- [Task] Reproduce the entries word for word, from the line containing "Text: OMe: OMe xyxy=(40,15,66,28)" through the last line of the entries, both ends included. Leave the pictures out of your answer.

[Image region annotations]
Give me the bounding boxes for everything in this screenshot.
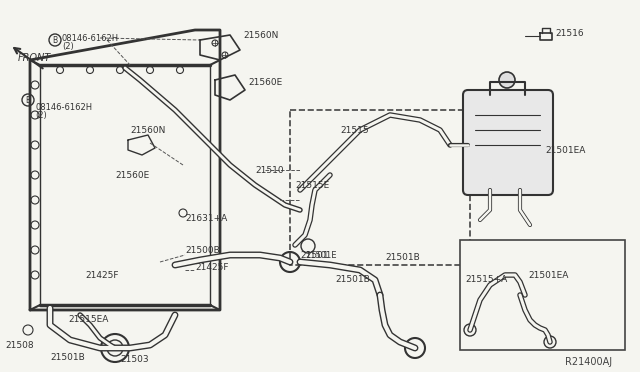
Text: 21503: 21503 <box>120 356 148 365</box>
Bar <box>460 240 625 350</box>
Text: B: B <box>26 96 31 105</box>
Text: 21515E: 21515E <box>295 180 329 189</box>
FancyBboxPatch shape <box>463 90 553 195</box>
Text: 21501: 21501 <box>300 250 328 260</box>
Text: 21501B: 21501B <box>335 276 370 285</box>
Text: 21560E: 21560E <box>248 77 282 87</box>
Text: 21631+A: 21631+A <box>185 214 227 222</box>
Bar <box>290 110 470 265</box>
Text: 21560N: 21560N <box>130 125 165 135</box>
Text: (2): (2) <box>62 42 74 51</box>
Text: 21560N: 21560N <box>243 31 278 39</box>
Text: 21515+A: 21515+A <box>465 276 508 285</box>
Text: B: B <box>52 35 58 45</box>
Text: 21501B: 21501B <box>385 253 420 263</box>
Text: 21501B: 21501B <box>50 353 84 362</box>
Text: 08146-6162H: 08146-6162H <box>62 33 119 42</box>
Text: R21400AJ: R21400AJ <box>565 357 612 367</box>
Text: 21515: 21515 <box>340 125 369 135</box>
Text: 21425F: 21425F <box>85 270 118 279</box>
Text: 21425F: 21425F <box>195 263 228 273</box>
Text: 21501EA: 21501EA <box>528 270 568 279</box>
Circle shape <box>499 72 515 88</box>
Text: 08146-6162H: 08146-6162H <box>35 103 92 112</box>
Text: 21510: 21510 <box>255 166 284 174</box>
Text: 21560E: 21560E <box>115 170 149 180</box>
Text: 21500B: 21500B <box>185 246 220 254</box>
Text: 21501EA: 21501EA <box>545 145 586 154</box>
Text: 21501E: 21501E <box>305 251 337 260</box>
Text: 21516: 21516 <box>555 29 584 38</box>
Text: 21508: 21508 <box>5 340 34 350</box>
Text: (2): (2) <box>35 110 47 119</box>
Text: FRONT: FRONT <box>18 53 51 63</box>
Text: 21515EA: 21515EA <box>68 315 108 324</box>
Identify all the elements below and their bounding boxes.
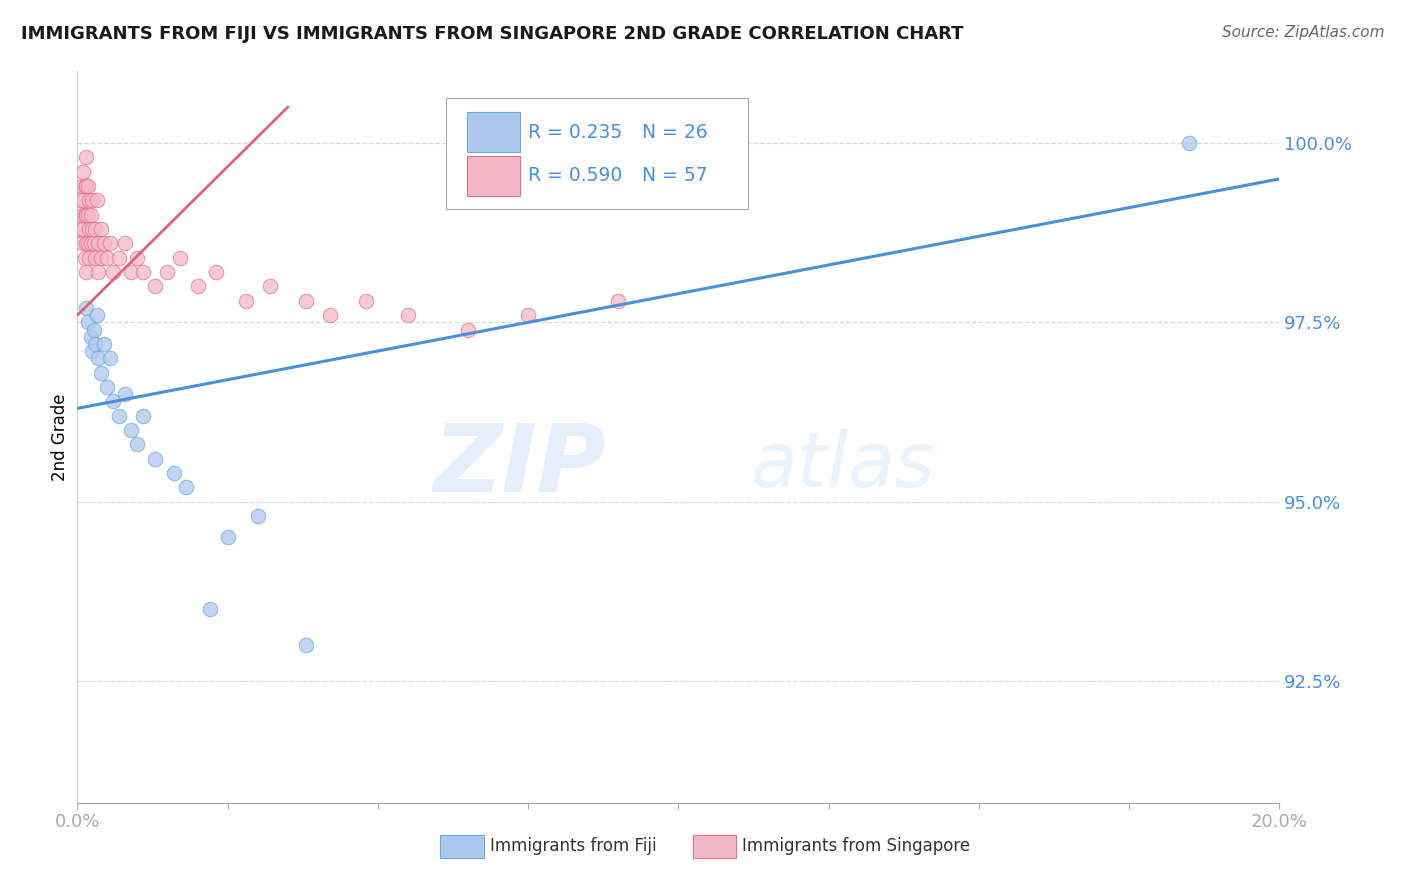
Point [84, 222, 107, 236]
Point [79, 329, 101, 343]
Point [75, 208, 97, 222]
Point [108, 409, 131, 423]
Point [1178, 136, 1201, 150]
Text: N = 26: N = 26 [643, 122, 709, 142]
Point [120, 265, 142, 279]
Point [87, 236, 110, 251]
Text: Source: ZipAtlas.com: Source: ZipAtlas.com [1222, 25, 1385, 40]
Point [79, 236, 101, 251]
Point [75, 265, 97, 279]
Point [204, 265, 226, 279]
Point [319, 308, 342, 322]
FancyBboxPatch shape [467, 156, 520, 195]
Point [87, 265, 110, 279]
Point [75, 179, 97, 194]
Point [96, 380, 118, 394]
Text: R = 0.590: R = 0.590 [529, 167, 623, 186]
Point [457, 322, 479, 336]
Point [69, 222, 91, 236]
Point [186, 279, 209, 293]
Point [73, 251, 96, 265]
Point [100, 236, 122, 251]
Point [174, 480, 197, 494]
Point [217, 531, 239, 545]
FancyBboxPatch shape [440, 835, 484, 858]
Point [90, 222, 112, 236]
Point [79, 194, 101, 208]
FancyBboxPatch shape [467, 112, 520, 152]
Point [93, 236, 115, 251]
Point [83, 322, 105, 336]
Point [77, 208, 100, 222]
FancyBboxPatch shape [693, 835, 737, 858]
Point [70, 179, 93, 194]
Point [72, 222, 94, 236]
FancyBboxPatch shape [446, 98, 748, 209]
Point [198, 602, 221, 616]
Point [77, 315, 100, 329]
Point [156, 265, 179, 279]
Point [114, 236, 136, 251]
Point [108, 251, 131, 265]
Point [84, 251, 107, 265]
Point [87, 351, 110, 366]
Point [82, 222, 104, 236]
Point [169, 251, 191, 265]
Point [162, 466, 184, 480]
Text: Immigrants from Singapore: Immigrants from Singapore [742, 837, 970, 855]
Point [132, 265, 155, 279]
Point [79, 251, 101, 265]
Point [75, 301, 97, 315]
Text: ZIP: ZIP [433, 420, 606, 512]
Point [77, 179, 100, 194]
Point [100, 351, 122, 366]
Point [103, 394, 125, 409]
Point [235, 293, 257, 308]
Point [127, 251, 149, 265]
Point [90, 251, 112, 265]
Point [145, 279, 167, 293]
Point [294, 293, 316, 308]
Point [75, 150, 97, 164]
Point [259, 279, 281, 293]
Point [72, 194, 94, 208]
Text: atlas: atlas [751, 429, 935, 503]
Point [246, 508, 269, 523]
Y-axis label: 2nd Grade: 2nd Grade [51, 393, 69, 481]
Point [83, 236, 105, 251]
Point [354, 293, 377, 308]
Point [73, 179, 96, 194]
Point [75, 236, 97, 251]
Point [114, 387, 136, 401]
Point [72, 165, 94, 179]
Text: R = 0.235: R = 0.235 [529, 122, 623, 142]
Point [84, 336, 107, 351]
Point [79, 208, 101, 222]
Point [90, 366, 112, 380]
Point [396, 308, 419, 322]
Text: N = 57: N = 57 [643, 167, 709, 186]
Point [93, 336, 115, 351]
Point [70, 208, 93, 222]
Point [82, 194, 104, 208]
Point [96, 251, 118, 265]
Point [73, 208, 96, 222]
Point [127, 437, 149, 451]
Point [69, 194, 91, 208]
Point [294, 638, 316, 652]
Point [86, 308, 108, 322]
Point [132, 409, 155, 423]
Point [86, 194, 108, 208]
Point [120, 423, 142, 437]
Point [82, 344, 104, 359]
Point [103, 265, 125, 279]
Point [517, 308, 540, 322]
Point [145, 451, 167, 466]
Text: IMMIGRANTS FROM FIJI VS IMMIGRANTS FROM SINGAPORE 2ND GRADE CORRELATION CHART: IMMIGRANTS FROM FIJI VS IMMIGRANTS FROM … [21, 25, 963, 43]
Point [79, 222, 101, 236]
Point [77, 236, 100, 251]
Point [70, 236, 93, 251]
Point [607, 293, 630, 308]
Text: Immigrants from Fiji: Immigrants from Fiji [489, 837, 657, 855]
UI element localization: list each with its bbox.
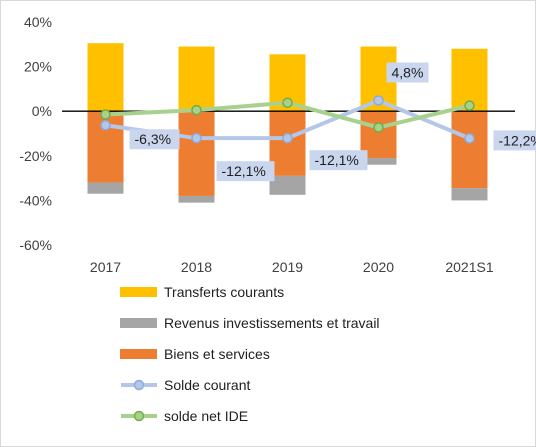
legend-swatch: [120, 349, 157, 359]
series-point: [282, 132, 293, 144]
legend-marker: [133, 410, 145, 422]
bar-segment: [87, 182, 124, 194]
legend-label: Biens et services: [164, 346, 270, 362]
data-label: -12,2%: [499, 132, 536, 148]
series-point: [100, 109, 111, 120]
legend-item: Revenus investissements et travail: [120, 315, 380, 331]
series-point: [464, 133, 475, 144]
series-point: [191, 104, 202, 116]
bar-segment: [451, 111, 488, 189]
y-tick-label: 0%: [32, 103, 52, 119]
legend-marker: [133, 379, 145, 391]
legend-item: Transferts courants: [120, 284, 284, 300]
bar-segment: [360, 158, 397, 165]
y-axis-ticks: 40% 20% 0% -20% -40% -60%: [19, 14, 52, 253]
legend-label: solde net IDE: [164, 408, 248, 424]
bar-segment: [178, 111, 215, 196]
data-label-box: [309, 150, 368, 171]
data-label: -12,1%: [222, 163, 266, 179]
bar-segment: [451, 188, 488, 201]
series-point: [373, 95, 384, 106]
bar-segment: [178, 46, 215, 112]
y-tick-label: 40%: [24, 14, 52, 30]
x-axis-ticks: 2017 2018 2019 2020 2021S1: [90, 259, 494, 275]
data-label-box: [386, 62, 429, 83]
y-tick-label: -60%: [19, 237, 52, 253]
bar-segment: [269, 111, 306, 176]
legend-item: Solde courant: [121, 377, 251, 393]
legend-item: solde net IDE: [121, 408, 248, 424]
x-tick-label: 2019: [272, 259, 303, 275]
series-point: [100, 119, 111, 131]
series-point: [191, 132, 202, 144]
x-tick-label: 2020: [363, 259, 394, 275]
legend-item: Biens et services: [120, 346, 270, 362]
bar-segment: [87, 43, 124, 112]
data-label-box: [216, 161, 275, 182]
data-label-box: [129, 129, 180, 150]
data-label: -6,3%: [135, 131, 172, 147]
y-tick-label: 20%: [24, 59, 52, 75]
legend-label: Transferts courants: [164, 284, 284, 300]
bar-segment: [178, 195, 215, 203]
y-tick-label: -40%: [19, 192, 52, 208]
data-label-box: [493, 130, 536, 151]
series-point: [464, 100, 475, 111]
legend-swatch: [120, 318, 157, 328]
legend: Transferts courants Revenus investissemen…: [120, 284, 380, 424]
data-label: 4,8%: [392, 64, 424, 80]
x-tick-label: 2017: [90, 259, 121, 275]
bars: [87, 43, 488, 203]
legend-label: Solde courant: [164, 377, 251, 393]
x-tick-label: 2018: [181, 259, 212, 275]
data-labels: -6,3% -12,1% -12,1% 4,8% -12,2%: [129, 62, 536, 182]
x-tick-label: 2021S1: [445, 259, 493, 275]
series-point: [373, 122, 384, 133]
data-label: -12,1%: [315, 152, 359, 168]
y-tick-label: -20%: [19, 148, 52, 164]
legend-label: Revenus investissements et travail: [164, 315, 380, 331]
bar-segment: [269, 175, 306, 195]
legend-swatch: [120, 287, 157, 297]
series-point: [282, 97, 293, 108]
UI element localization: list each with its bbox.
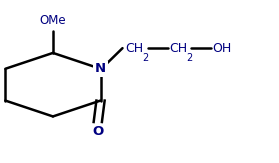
Text: OMe: OMe xyxy=(40,15,66,28)
Text: 2: 2 xyxy=(142,53,148,63)
Text: N: N xyxy=(95,62,106,75)
Text: OH: OH xyxy=(213,42,232,55)
Text: O: O xyxy=(92,125,104,138)
Text: 2: 2 xyxy=(186,53,192,63)
Text: CH: CH xyxy=(125,42,143,55)
Text: CH: CH xyxy=(169,42,187,55)
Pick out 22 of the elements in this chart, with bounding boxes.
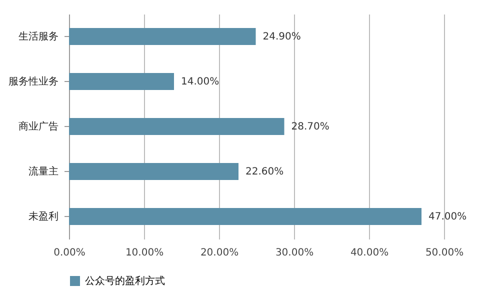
x-tick-label: 0.00%: [54, 248, 86, 258]
y-tick-label: 流量主: [28, 166, 58, 178]
y-tick-label: 生活服务: [18, 30, 58, 42]
y-tick-label: 服务性业务: [8, 76, 58, 88]
x-tick-label: 50.00%: [425, 248, 464, 258]
y-tick-label: 未盈利: [28, 210, 58, 222]
x-tick-label: 10.00%: [125, 248, 164, 258]
x-tick-label: 40.00%: [350, 248, 389, 258]
data-label: 47.00%: [428, 212, 467, 222]
bar: [69, 208, 422, 225]
data-label: 24.90%: [262, 32, 301, 42]
x-tick-label: 20.00%: [200, 248, 239, 258]
y-tick-label: 商业广告: [18, 120, 58, 132]
bar: [69, 163, 238, 180]
bar: [69, 118, 284, 135]
data-label: 28.70%: [291, 122, 330, 132]
bar: [69, 73, 174, 90]
x-tick-label: 30.00%: [275, 248, 314, 258]
data-label: 14.00%: [181, 76, 220, 88]
bar: [69, 28, 256, 45]
legend-label: 公众号的盈利方式: [85, 275, 165, 287]
data-label: 22.60%: [246, 166, 284, 178]
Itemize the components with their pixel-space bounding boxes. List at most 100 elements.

- [Written answer]
Text: OMe: OMe xyxy=(40,15,66,28)
Text: 2: 2 xyxy=(142,53,148,63)
Text: N: N xyxy=(95,62,106,75)
Text: OH: OH xyxy=(213,42,232,55)
Text: O: O xyxy=(92,125,104,138)
Text: 2: 2 xyxy=(186,53,192,63)
Text: CH: CH xyxy=(125,42,143,55)
Text: CH: CH xyxy=(169,42,187,55)
Pick out 22 of the elements in this chart, with bounding boxes.
x-tick-label: 0.00%: [54, 248, 86, 258]
y-tick-label: 流量主: [28, 166, 58, 178]
y-tick-label: 生活服务: [18, 30, 58, 42]
y-tick-label: 服务性业务: [8, 76, 58, 88]
x-tick-label: 50.00%: [425, 248, 464, 258]
y-tick-label: 未盈利: [28, 210, 58, 222]
x-tick-label: 10.00%: [125, 248, 164, 258]
x-tick-label: 40.00%: [350, 248, 389, 258]
data-label: 47.00%: [428, 212, 467, 222]
bar: [69, 208, 422, 225]
data-label: 24.90%: [262, 32, 301, 42]
x-tick-label: 20.00%: [200, 248, 239, 258]
y-tick-label: 商业广告: [18, 120, 58, 132]
bar: [69, 163, 238, 180]
bar: [69, 118, 284, 135]
data-label: 28.70%: [291, 122, 330, 132]
bar: [69, 73, 174, 90]
x-tick-label: 30.00%: [275, 248, 314, 258]
data-label: 14.00%: [181, 76, 220, 88]
bar: [69, 28, 256, 45]
legend-label: 公众号的盈利方式: [85, 275, 165, 287]
data-label: 22.60%: [246, 166, 284, 178]
Itemize the components with their pixel-space bounding boxes. List at most 100 elements.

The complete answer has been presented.